> _Data supplied_

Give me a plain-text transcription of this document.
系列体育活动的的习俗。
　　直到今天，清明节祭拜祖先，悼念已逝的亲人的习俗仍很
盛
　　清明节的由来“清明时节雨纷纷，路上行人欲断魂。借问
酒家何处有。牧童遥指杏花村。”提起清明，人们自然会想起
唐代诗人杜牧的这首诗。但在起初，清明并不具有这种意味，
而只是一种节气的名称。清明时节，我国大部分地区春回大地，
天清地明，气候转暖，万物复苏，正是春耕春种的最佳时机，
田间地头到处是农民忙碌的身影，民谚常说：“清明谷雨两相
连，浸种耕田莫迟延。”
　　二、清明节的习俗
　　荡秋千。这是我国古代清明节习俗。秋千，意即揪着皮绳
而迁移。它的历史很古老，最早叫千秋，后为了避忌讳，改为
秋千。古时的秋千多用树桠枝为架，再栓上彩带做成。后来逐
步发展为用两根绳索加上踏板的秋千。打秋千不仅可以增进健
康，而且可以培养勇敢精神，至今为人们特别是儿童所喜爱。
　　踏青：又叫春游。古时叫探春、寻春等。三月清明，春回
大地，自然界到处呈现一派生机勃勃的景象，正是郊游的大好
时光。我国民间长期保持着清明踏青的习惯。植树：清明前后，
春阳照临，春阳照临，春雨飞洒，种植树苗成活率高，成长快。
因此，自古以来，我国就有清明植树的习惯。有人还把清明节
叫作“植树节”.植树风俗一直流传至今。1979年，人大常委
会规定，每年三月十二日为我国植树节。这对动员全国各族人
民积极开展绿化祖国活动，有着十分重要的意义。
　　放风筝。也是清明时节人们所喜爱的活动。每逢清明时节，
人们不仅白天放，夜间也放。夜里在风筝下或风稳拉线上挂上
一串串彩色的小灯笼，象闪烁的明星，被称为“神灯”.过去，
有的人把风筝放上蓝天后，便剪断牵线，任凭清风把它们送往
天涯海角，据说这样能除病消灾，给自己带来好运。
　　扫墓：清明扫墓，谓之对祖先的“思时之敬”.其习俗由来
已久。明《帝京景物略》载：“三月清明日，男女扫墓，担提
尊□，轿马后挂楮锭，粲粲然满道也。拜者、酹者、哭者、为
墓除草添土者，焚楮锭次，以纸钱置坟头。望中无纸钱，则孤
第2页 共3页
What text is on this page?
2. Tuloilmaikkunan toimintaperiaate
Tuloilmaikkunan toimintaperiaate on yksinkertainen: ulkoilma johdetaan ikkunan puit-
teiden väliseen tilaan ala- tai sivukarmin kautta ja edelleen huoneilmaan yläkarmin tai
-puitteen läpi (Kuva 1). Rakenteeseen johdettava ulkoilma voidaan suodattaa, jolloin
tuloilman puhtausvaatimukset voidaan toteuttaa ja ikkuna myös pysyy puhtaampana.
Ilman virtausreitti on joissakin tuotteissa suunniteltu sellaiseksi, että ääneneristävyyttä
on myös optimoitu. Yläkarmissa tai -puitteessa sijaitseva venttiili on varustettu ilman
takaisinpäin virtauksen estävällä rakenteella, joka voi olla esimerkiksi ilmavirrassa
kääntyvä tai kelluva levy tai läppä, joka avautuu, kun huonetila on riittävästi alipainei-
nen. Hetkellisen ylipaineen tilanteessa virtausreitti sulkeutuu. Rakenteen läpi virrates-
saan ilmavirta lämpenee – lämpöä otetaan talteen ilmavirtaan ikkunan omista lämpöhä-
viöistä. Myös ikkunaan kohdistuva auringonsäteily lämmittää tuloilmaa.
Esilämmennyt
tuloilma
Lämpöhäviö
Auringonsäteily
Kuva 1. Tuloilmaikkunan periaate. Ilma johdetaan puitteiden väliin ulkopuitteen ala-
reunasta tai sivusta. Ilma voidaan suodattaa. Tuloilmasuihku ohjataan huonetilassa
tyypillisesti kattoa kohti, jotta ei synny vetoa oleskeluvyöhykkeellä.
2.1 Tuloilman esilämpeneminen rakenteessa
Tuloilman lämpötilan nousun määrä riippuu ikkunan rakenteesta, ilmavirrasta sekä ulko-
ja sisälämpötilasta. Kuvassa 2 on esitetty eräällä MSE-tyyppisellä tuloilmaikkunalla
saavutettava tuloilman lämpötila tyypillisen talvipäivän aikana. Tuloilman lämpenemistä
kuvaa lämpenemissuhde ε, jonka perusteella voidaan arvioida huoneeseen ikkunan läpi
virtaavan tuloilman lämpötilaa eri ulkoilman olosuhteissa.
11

> _What this task involves_
Starting with the line that contains "What text is on this page?", output every line through the end of the listing above, unchanged.

> _Final answer_
What text is on this page?
2. Tuloilmaikkunan toimintaperiaate
Tuloilmaikkunan toimintaperiaate on yksinkertainen: ulkoilma johdetaan ikkunan puit-
teiden väliseen tilaan ala- tai sivukarmin kautta ja edelleen huoneilmaan yläkarmin tai
-puitteen läpi (Kuva 1). Rakenteeseen johdettava ulkoilma voidaan suodattaa, jolloin
tuloilman puhtausvaatimukset voidaan toteuttaa ja ikkuna myös pysyy puhtaampana.
Ilman virtausreitti on joissakin tuotteissa suunniteltu sellaiseksi, että ääneneristävyyttä
on myös optimoitu. Yläkarmissa tai -puitteessa sijaitseva venttiili on varustettu ilman
takaisinpäin virtauksen estävällä rakenteella, joka voi olla esimerkiksi ilmavirrassa
kääntyvä tai kelluva levy tai läppä, joka avautuu, kun huonetila on riittävästi alipainei-
nen. Hetkellisen ylipaineen tilanteessa virtausreitti sulkeutuu. Rakenteen läpi virrates-
saan ilmavirta lämpenee – lämpöä otetaan talteen ilmavirtaan ikkunan omista lämpöhä-
viöistä. Myös ikkunaan kohdistuva auringonsäteily lämmittää tuloilmaa.
Esilämmennyt
tuloilma
Lämpöhäviö
Auringonsäteily
Kuva 1. Tuloilmaikkunan periaate. Ilma johdetaan puitteiden väliin ulkopuitteen ala-
reunasta tai sivusta. Ilma voidaan suodattaa. Tuloilmasuihku ohjataan huonetilassa
tyypillisesti kattoa kohti, jotta ei synny vetoa oleskeluvyöhykkeellä.
2.1 Tuloilman esilämpeneminen rakenteessa
Tuloilman lämpötilan nousun määrä riippuu ikkunan rakenteesta, ilmavirrasta sekä ulko-
ja sisälämpötilasta. Kuvassa 2 on esitetty eräällä MSE-tyyppisellä tuloilmaikkunalla
saavutettava tuloilman lämpötila tyypillisen talvipäivän aikana. Tuloilman lämpenemistä
kuvaa lämpenemissuhde ε, jonka perusteella voidaan arvioida huoneeseen ikkunan läpi
virtaavan tuloilman lämpötilaa eri ulkoilman olosuhteissa.
11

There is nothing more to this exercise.